::: Provided entries

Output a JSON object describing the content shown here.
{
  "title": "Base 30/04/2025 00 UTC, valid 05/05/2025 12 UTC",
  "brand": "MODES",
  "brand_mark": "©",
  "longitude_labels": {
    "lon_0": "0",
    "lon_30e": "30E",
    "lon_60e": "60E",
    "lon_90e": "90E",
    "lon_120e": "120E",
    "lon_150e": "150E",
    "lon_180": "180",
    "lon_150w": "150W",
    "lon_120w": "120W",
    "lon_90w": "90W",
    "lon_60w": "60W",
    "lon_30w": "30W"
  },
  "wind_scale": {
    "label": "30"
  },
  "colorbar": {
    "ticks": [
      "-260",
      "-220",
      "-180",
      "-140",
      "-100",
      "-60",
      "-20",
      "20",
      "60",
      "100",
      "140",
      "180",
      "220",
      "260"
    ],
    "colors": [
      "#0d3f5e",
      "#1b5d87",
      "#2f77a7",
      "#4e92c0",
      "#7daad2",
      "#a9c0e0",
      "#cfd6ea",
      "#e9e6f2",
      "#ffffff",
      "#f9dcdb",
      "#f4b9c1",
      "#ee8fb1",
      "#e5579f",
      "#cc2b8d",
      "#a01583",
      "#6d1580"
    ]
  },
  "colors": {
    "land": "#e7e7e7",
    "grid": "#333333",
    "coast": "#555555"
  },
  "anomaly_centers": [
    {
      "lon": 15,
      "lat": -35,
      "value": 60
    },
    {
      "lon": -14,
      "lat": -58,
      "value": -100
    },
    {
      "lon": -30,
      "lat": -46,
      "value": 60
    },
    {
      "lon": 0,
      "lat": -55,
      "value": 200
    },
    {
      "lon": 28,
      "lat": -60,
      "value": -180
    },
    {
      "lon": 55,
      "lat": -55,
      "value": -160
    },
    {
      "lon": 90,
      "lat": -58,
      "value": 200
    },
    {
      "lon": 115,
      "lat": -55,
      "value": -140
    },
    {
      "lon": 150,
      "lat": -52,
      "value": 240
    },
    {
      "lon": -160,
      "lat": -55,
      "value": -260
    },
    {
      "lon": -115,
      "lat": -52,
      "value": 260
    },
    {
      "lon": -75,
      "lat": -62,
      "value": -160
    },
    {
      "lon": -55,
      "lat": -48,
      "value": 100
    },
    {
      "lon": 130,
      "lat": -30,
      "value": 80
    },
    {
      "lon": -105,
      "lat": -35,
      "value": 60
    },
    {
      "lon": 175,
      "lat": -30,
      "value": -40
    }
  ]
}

::::::

## Set problem
Transcribe the material above in its entirety. Match it exactly.

## Response
Output a JSON object describing the content shown here.
{
  "title": "Base 30/04/2025 00 UTC, valid 05/05/2025 12 UTC",
  "brand": "MODES",
  "brand_mark": "©",
  "longitude_labels": {
    "lon_0": "0",
    "lon_30e": "30E",
    "lon_60e": "60E",
    "lon_90e": "90E",
    "lon_120e": "120E",
    "lon_150e": "150E",
    "lon_180": "180",
    "lon_150w": "150W",
    "lon_120w": "120W",
    "lon_90w": "90W",
    "lon_60w": "60W",
    "lon_30w": "30W"
  },
  "wind_scale": {
    "label": "30"
  },
  "colorbar": {
    "ticks": [
      "-260",
      "-220",
      "-180",
      "-140",
      "-100",
      "-60",
      "-20",
      "20",
      "60",
      "100",
      "140",
      "180",
      "220",
      "260"
    ],
    "colors": [
      "#0d3f5e",
      "#1b5d87",
      "#2f77a7",
      "#4e92c0",
      "#7daad2",
      "#a9c0e0",
      "#cfd6ea",
      "#e9e6f2",
      "#ffffff",
      "#f9dcdb",
      "#f4b9c1",
      "#ee8fb1",
      "#e5579f",
      "#cc2b8d",
      "#a01583",
      "#6d1580"
    ]
  },
  "colors": {
    "land": "#e7e7e7",
    "grid": "#333333",
    "coast": "#555555"
  },
  "anomaly_centers": [
    {
      "lon": 15,
      "lat": -35,
      "value": 60
    },
    {
      "lon": -14,
      "lat": -58,
      "value": -100
    },
    {
      "lon": -30,
      "lat": -46,
      "value": 60
    },
    {
      "lon": 0,
      "lat": -55,
      "value": 200
    },
    {
      "lon": 28,
      "lat": -60,
      "value": -180
    },
    {
      "lon": 55,
      "lat": -55,
      "value": -160
    },
    {
      "lon": 90,
      "lat": -58,
      "value": 200
    },
    {
      "lon": 115,
      "lat": -55,
      "value": -140
    },
    {
      "lon": 150,
      "lat": -52,
      "value": 240
    },
    {
      "lon": -160,
      "lat": -55,
      "value": -260
    },
    {
      "lon": -115,
      "lat": -52,
      "value": 260
    },
    {
      "lon": -75,
      "lat": -62,
      "value": -160
    },
    {
      "lon": -55,
      "lat": -48,
      "value": 100
    },
    {
      "lon": 130,
      "lat": -30,
      "value": 80
    },
    {
      "lon": -105,
      "lat": -35,
      "value": 60
    },
    {
      "lon": 175,
      "lat": -30,
      "value": -40
    }
  ]
}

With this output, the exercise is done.